- Written request: All of the data below must be repeated exactly.

** START **

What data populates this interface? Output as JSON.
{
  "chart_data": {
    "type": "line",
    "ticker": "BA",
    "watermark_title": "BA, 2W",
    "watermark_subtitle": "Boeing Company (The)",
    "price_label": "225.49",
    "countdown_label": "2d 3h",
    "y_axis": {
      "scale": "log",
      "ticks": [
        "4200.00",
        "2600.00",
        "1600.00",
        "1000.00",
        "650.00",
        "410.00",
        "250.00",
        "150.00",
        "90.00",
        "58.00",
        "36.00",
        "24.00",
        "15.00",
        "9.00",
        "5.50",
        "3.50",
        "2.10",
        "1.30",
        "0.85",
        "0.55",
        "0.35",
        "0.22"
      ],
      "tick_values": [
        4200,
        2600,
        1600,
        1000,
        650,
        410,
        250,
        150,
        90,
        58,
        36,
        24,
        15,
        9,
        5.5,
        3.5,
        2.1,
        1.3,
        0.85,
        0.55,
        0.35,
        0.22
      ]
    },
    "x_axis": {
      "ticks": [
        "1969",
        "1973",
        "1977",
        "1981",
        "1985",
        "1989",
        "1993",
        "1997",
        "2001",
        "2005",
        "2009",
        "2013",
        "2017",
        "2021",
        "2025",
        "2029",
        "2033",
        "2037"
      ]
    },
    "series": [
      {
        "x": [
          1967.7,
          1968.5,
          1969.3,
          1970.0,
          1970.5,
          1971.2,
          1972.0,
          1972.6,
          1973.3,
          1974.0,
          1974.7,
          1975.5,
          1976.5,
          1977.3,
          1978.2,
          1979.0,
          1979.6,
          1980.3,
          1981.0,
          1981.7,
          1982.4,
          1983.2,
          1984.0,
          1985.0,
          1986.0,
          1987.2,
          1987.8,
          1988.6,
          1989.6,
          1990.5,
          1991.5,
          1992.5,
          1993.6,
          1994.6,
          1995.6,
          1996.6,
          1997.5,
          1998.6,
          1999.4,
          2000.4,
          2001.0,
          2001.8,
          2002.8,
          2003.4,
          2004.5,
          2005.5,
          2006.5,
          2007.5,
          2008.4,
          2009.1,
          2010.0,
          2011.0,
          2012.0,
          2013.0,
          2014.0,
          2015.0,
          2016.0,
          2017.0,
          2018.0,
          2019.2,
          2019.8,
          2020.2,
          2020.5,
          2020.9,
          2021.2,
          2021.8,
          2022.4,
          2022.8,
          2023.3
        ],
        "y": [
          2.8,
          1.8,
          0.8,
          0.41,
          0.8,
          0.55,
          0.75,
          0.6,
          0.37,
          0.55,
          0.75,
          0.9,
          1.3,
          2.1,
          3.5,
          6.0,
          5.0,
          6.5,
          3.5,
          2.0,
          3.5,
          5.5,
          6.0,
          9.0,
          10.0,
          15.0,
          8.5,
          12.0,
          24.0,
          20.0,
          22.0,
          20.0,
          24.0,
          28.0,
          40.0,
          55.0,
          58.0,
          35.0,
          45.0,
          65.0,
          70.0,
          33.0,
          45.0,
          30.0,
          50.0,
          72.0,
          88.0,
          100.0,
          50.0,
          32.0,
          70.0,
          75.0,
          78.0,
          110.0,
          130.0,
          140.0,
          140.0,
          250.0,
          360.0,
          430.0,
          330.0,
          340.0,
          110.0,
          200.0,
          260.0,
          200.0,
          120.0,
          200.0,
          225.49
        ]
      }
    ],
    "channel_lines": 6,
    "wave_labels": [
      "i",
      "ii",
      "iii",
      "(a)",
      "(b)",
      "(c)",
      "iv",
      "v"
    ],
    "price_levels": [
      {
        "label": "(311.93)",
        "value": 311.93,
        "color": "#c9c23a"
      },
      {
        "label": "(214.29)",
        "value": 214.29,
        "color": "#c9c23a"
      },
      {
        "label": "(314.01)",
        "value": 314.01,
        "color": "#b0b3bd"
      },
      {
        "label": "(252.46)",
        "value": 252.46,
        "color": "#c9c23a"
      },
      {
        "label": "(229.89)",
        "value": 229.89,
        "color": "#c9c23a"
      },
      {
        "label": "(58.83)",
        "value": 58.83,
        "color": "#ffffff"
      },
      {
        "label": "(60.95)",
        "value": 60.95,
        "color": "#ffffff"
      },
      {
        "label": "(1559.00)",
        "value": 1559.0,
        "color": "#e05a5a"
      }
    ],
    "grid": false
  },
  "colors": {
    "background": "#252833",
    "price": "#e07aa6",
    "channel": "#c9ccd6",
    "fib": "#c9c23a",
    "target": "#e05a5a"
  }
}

** END **

- Complete answer:
What data populates this interface? Output as JSON.
{
  "chart_data": {
    "type": "line",
    "ticker": "BA",
    "watermark_title": "BA, 2W",
    "watermark_subtitle": "Boeing Company (The)",
    "price_label": "225.49",
    "countdown_label": "2d 3h",
    "y_axis": {
      "scale": "log",
      "ticks": [
        "4200.00",
        "2600.00",
        "1600.00",
        "1000.00",
        "650.00",
        "410.00",
        "250.00",
        "150.00",
        "90.00",
        "58.00",
        "36.00",
        "24.00",
        "15.00",
        "9.00",
        "5.50",
        "3.50",
        "2.10",
        "1.30",
        "0.85",
        "0.55",
        "0.35",
        "0.22"
      ],
      "tick_values": [
        4200,
        2600,
        1600,
        1000,
        650,
        410,
        250,
        150,
        90,
        58,
        36,
        24,
        15,
        9,
        5.5,
        3.5,
        2.1,
        1.3,
        0.85,
        0.55,
        0.35,
        0.22
      ]
    },
    "x_axis": {
      "ticks": [
        "1969",
        "1973",
        "1977",
        "1981",
        "1985",
        "1989",
        "1993",
        "1997",
        "2001",
        "2005",
        "2009",
        "2013",
        "2017",
        "2021",
        "2025",
        "2029",
        "2033",
        "2037"
      ]
    },
    "series": [
      {
        "x": [
          1967.7,
          1968.5,
          1969.3,
          1970.0,
          1970.5,
          1971.2,
          1972.0,
          1972.6,
          1973.3,
          1974.0,
          1974.7,
          1975.5,
          1976.5,
          1977.3,
          1978.2,
          1979.0,
          1979.6,
          1980.3,
          1981.0,
          1981.7,
          1982.4,
          1983.2,
          1984.0,
          1985.0,
          1986.0,
          1987.2,
          1987.8,
          1988.6,
          1989.6,
          1990.5,
          1991.5,
          1992.5,
          1993.6,
          1994.6,
          1995.6,
          1996.6,
          1997.5,
          1998.6,
          1999.4,
          2000.4,
          2001.0,
          2001.8,
          2002.8,
          2003.4,
          2004.5,
          2005.5,
          2006.5,
          2007.5,
          2008.4,
          2009.1,
          2010.0,
          2011.0,
          2012.0,
          2013.0,
          2014.0,
          2015.0,
          2016.0,
          2017.0,
          2018.0,
          2019.2,
          2019.8,
          2020.2,
          2020.5,
          2020.9,
          2021.2,
          2021.8,
          2022.4,
          2022.8,
          2023.3
        ],
        "y": [
          2.8,
          1.8,
          0.8,
          0.41,
          0.8,
          0.55,
          0.75,
          0.6,
          0.37,
          0.55,
          0.75,
          0.9,
          1.3,
          2.1,
          3.5,
          6.0,
          5.0,
          6.5,
          3.5,
          2.0,
          3.5,
          5.5,
          6.0,
          9.0,
          10.0,
          15.0,
          8.5,
          12.0,
          24.0,
          20.0,
          22.0,
          20.0,
          24.0,
          28.0,
          40.0,
          55.0,
          58.0,
          35.0,
          45.0,
          65.0,
          70.0,
          33.0,
          45.0,
          30.0,
          50.0,
          72.0,
          88.0,
          100.0,
          50.0,
          32.0,
          70.0,
          75.0,
          78.0,
          110.0,
          130.0,
          140.0,
          140.0,
          250.0,
          360.0,
          430.0,
          330.0,
          340.0,
          110.0,
          200.0,
          260.0,
          200.0,
          120.0,
          200.0,
          225.49
        ]
      }
    ],
    "channel_lines": 6,
    "wave_labels": [
      "i",
      "ii",
      "iii",
      "(a)",
      "(b)",
      "(c)",
      "iv",
      "v"
    ],
    "price_levels": [
      {
        "label": "(311.93)",
        "value": 311.93,
        "color": "#c9c23a"
      },
      {
        "label": "(214.29)",
        "value": 214.29,
        "color": "#c9c23a"
      },
      {
        "label": "(314.01)",
        "value": 314.01,
        "color": "#b0b3bd"
      },
      {
        "label": "(252.46)",
        "value": 252.46,
        "color": "#c9c23a"
      },
      {
        "label": "(229.89)",
        "value": 229.89,
        "color": "#c9c23a"
      },
      {
        "label": "(58.83)",
        "value": 58.83,
        "color": "#ffffff"
      },
      {
        "label": "(60.95)",
        "value": 60.95,
        "color": "#ffffff"
      },
      {
        "label": "(1559.00)",
        "value": 1559.0,
        "color": "#e05a5a"
      }
    ],
    "grid": false
  },
  "colors": {
    "background": "#252833",
    "price": "#e07aa6",
    "channel": "#c9ccd6",
    "fib": "#c9c23a",
    "target": "#e05a5a"
  }
}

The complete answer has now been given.